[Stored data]
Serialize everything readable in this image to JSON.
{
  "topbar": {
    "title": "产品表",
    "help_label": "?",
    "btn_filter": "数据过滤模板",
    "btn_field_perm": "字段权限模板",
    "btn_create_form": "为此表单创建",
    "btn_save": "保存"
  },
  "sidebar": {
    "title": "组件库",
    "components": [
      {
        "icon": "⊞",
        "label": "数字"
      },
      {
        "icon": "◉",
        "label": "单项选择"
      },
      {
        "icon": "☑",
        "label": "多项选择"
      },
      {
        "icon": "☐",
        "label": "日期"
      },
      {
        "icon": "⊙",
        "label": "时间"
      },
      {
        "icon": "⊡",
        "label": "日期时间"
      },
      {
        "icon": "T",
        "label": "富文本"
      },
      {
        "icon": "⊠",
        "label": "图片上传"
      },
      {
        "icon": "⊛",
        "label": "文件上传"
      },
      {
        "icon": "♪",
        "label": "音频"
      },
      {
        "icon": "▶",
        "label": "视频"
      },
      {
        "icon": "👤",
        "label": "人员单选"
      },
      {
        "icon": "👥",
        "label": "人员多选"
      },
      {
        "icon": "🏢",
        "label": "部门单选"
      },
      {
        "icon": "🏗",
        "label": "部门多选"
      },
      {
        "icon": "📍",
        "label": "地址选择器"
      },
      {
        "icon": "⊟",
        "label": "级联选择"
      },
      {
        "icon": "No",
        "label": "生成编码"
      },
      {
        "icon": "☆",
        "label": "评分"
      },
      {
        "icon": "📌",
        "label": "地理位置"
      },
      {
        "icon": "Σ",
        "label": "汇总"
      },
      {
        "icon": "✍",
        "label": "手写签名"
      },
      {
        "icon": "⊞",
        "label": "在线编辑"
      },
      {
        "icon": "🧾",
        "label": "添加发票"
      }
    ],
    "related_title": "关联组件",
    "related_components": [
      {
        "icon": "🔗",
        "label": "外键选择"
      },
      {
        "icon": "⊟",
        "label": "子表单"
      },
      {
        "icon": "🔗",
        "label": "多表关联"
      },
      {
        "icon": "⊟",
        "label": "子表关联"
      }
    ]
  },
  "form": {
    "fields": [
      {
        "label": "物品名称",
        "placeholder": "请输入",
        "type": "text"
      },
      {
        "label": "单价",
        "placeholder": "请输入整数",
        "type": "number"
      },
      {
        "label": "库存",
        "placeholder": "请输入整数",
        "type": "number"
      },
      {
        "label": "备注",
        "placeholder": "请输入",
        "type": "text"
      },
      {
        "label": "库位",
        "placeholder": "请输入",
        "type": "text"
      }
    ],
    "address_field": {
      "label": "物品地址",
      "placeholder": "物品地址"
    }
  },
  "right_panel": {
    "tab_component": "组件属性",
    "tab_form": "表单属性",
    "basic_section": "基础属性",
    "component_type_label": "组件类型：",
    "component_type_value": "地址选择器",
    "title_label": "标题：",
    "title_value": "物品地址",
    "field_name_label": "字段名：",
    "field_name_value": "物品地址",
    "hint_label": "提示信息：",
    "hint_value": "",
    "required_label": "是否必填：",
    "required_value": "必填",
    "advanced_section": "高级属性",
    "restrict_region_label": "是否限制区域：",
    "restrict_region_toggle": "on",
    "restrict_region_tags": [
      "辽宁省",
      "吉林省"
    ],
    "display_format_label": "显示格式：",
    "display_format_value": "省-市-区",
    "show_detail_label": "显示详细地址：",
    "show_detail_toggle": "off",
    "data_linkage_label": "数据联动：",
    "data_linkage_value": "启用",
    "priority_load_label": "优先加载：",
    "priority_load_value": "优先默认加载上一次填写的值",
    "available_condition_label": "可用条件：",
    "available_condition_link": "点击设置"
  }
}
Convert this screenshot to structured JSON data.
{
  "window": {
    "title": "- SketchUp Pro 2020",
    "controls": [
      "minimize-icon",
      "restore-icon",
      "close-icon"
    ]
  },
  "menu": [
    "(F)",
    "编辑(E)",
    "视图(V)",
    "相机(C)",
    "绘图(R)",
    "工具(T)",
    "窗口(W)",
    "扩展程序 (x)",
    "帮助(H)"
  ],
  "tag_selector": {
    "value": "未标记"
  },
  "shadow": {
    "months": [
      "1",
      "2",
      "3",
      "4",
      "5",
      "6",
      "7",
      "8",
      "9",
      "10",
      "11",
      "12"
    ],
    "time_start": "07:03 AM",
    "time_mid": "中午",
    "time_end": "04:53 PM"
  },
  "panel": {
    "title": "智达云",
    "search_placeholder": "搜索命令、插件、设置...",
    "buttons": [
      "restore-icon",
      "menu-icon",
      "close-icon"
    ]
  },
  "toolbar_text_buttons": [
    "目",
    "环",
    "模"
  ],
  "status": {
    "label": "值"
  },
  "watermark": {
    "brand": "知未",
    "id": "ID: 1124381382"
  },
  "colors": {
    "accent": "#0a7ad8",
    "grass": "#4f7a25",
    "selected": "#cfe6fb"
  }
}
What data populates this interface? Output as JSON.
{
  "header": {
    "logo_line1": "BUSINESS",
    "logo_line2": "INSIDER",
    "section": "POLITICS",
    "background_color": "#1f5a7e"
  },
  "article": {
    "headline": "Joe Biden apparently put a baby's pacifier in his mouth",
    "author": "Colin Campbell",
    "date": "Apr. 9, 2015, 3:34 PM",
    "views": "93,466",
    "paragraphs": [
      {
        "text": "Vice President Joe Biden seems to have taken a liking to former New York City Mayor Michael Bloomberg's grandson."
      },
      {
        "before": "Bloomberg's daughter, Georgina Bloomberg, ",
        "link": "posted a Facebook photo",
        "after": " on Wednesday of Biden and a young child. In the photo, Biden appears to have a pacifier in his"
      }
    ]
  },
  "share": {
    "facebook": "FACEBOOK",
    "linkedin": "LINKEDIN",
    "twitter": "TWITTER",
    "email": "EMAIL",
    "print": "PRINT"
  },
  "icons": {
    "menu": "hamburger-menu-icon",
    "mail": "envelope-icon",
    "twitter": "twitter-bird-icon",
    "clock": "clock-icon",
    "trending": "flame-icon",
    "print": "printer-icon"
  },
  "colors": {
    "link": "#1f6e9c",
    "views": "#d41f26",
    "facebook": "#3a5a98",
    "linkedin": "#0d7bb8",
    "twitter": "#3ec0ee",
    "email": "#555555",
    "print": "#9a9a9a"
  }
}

-- TASK PROMPT --
Exactly reproduce all of the entries above.

-- COMPLETE OUTPUT --
Serialize everything readable in this image to JSON.
{
  "topbar": {
    "title": "产品表",
    "help_label": "?",
    "btn_filter": "数据过滤模板",
    "btn_field_perm": "字段权限模板",
    "btn_create_form": "为此表单创建",
    "btn_save": "保存"
  },
  "sidebar": {
    "title": "组件库",
    "components": [
      {
        "icon": "⊞",
        "label": "数字"
      },
      {
        "icon": "◉",
        "label": "单项选择"
      },
      {
        "icon": "☑",
        "label": "多项选择"
      },
      {
        "icon": "☐",
        "label": "日期"
      },
      {
        "icon": "⊙",
        "label": "时间"
      },
      {
        "icon": "⊡",
        "label": "日期时间"
      },
      {
        "icon": "T",
        "label": "富文本"
      },
      {
        "icon": "⊠",
        "label": "图片上传"
      },
      {
        "icon": "⊛",
        "label": "文件上传"
      },
      {
        "icon": "♪",
        "label": "音频"
      },
      {
        "icon": "▶",
        "label": "视频"
      },
      {
        "icon": "👤",
        "label": "人员单选"
      },
      {
        "icon": "👥",
        "label": "人员多选"
      },
      {
        "icon": "🏢",
        "label": "部门单选"
      },
      {
        "icon": "🏗",
        "label": "部门多选"
      },
      {
        "icon": "📍",
        "label": "地址选择器"
      },
      {
        "icon": "⊟",
        "label": "级联选择"
      },
      {
        "icon": "No",
        "label": "生成编码"
      },
      {
        "icon": "☆",
        "label": "评分"
      },
      {
        "icon": "📌",
        "label": "地理位置"
      },
      {
        "icon": "Σ",
        "label": "汇总"
      },
      {
        "icon": "✍",
        "label": "手写签名"
      },
      {
        "icon": "⊞",
        "label": "在线编辑"
      },
      {
        "icon": "🧾",
        "label": "添加发票"
      }
    ],
    "related_title": "关联组件",
    "related_components": [
      {
        "icon": "🔗",
        "label": "外键选择"
      },
      {
        "icon": "⊟",
        "label": "子表单"
      },
      {
        "icon": "🔗",
        "label": "多表关联"
      },
      {
        "icon": "⊟",
        "label": "子表关联"
      }
    ]
  },
  "form": {
    "fields": [
      {
        "label": "物品名称",
        "placeholder": "请输入",
        "type": "text"
      },
      {
        "label": "单价",
        "placeholder": "请输入整数",
        "type": "number"
      },
      {
        "label": "库存",
        "placeholder": "请输入整数",
        "type": "number"
      },
      {
        "label": "备注",
        "placeholder": "请输入",
        "type": "text"
      },
      {
        "label": "库位",
        "placeholder": "请输入",
        "type": "text"
      }
    ],
    "address_field": {
      "label": "物品地址",
      "placeholder": "物品地址"
    }
  },
  "right_panel": {
    "tab_component": "组件属性",
    "tab_form": "表单属性",
    "basic_section": "基础属性",
    "component_type_label": "组件类型：",
    "component_type_value": "地址选择器",
    "title_label": "标题：",
    "title_value": "物品地址",
    "field_name_label": "字段名：",
    "field_name_value": "物品地址",
    "hint_label": "提示信息：",
    "hint_value": "",
    "required_label": "是否必填：",
    "required_value": "必填",
    "advanced_section": "高级属性",
    "restrict_region_label": "是否限制区域：",
    "restrict_region_toggle": "on",
    "restrict_region_tags": [
      "辽宁省",
      "吉林省"
    ],
    "display_format_label": "显示格式：",
    "display_format_value": "省-市-区",
    "show_detail_label": "显示详细地址：",
    "show_detail_toggle": "off",
    "data_linkage_label": "数据联动：",
    "data_linkage_value": "启用",
    "priority_load_label": "优先加载：",
    "priority_load_value": "优先默认加载上一次填写的值",
    "available_condition_label": "可用条件：",
    "available_condition_link": "点击设置"
  }
}
Convert this screenshot to structured JSON data.
{
  "window": {
    "title": "- SketchUp Pro 2020",
    "controls": [
      "minimize-icon",
      "restore-icon",
      "close-icon"
    ]
  },
  "menu": [
    "(F)",
    "编辑(E)",
    "视图(V)",
    "相机(C)",
    "绘图(R)",
    "工具(T)",
    "窗口(W)",
    "扩展程序 (x)",
    "帮助(H)"
  ],
  "tag_selector": {
    "value": "未标记"
  },
  "shadow": {
    "months": [
      "1",
      "2",
      "3",
      "4",
      "5",
      "6",
      "7",
      "8",
      "9",
      "10",
      "11",
      "12"
    ],
    "time_start": "07:03 AM",
    "time_mid": "中午",
    "time_end": "04:53 PM"
  },
  "panel": {
    "title": "智达云",
    "search_placeholder": "搜索命令、插件、设置...",
    "buttons": [
      "restore-icon",
      "menu-icon",
      "close-icon"
    ]
  },
  "toolbar_text_buttons": [
    "目",
    "环",
    "模"
  ],
  "status": {
    "label": "值"
  },
  "watermark": {
    "brand": "知未",
    "id": "ID: 1124381382"
  },
  "colors": {
    "accent": "#0a7ad8",
    "grass": "#4f7a25",
    "selected": "#cfe6fb"
  }
}
What data populates this interface? Output as JSON.
{
  "header": {
    "logo_line1": "BUSINESS",
    "logo_line2": "INSIDER",
    "section": "POLITICS",
    "background_color": "#1f5a7e"
  },
  "article": {
    "headline": "Joe Biden apparently put a baby's pacifier in his mouth",
    "author": "Colin Campbell",
    "date": "Apr. 9, 2015, 3:34 PM",
    "views": "93,466",
    "paragraphs": [
      {
        "text": "Vice President Joe Biden seems to have taken a liking to former New York City Mayor Michael Bloomberg's grandson."
      },
      {
        "before": "Bloomberg's daughter, Georgina Bloomberg, ",
        "link": "posted a Facebook photo",
        "after": " on Wednesday of Biden and a young child. In the photo, Biden appears to have a pacifier in his"
      }
    ]
  },
  "share": {
    "facebook": "FACEBOOK",
    "linkedin": "LINKEDIN",
    "twitter": "TWITTER",
    "email": "EMAIL",
    "print": "PRINT"
  },
  "icons": {
    "menu": "hamburger-menu-icon",
    "mail": "envelope-icon",
    "twitter": "twitter-bird-icon",
    "clock": "clock-icon",
    "trending": "flame-icon",
    "print": "printer-icon"
  },
  "colors": {
    "link": "#1f6e9c",
    "views": "#d41f26",
    "facebook": "#3a5a98",
    "linkedin": "#0d7bb8",
    "twitter": "#3ec0ee",
    "email": "#555555",
    "print": "#9a9a9a"
  }
}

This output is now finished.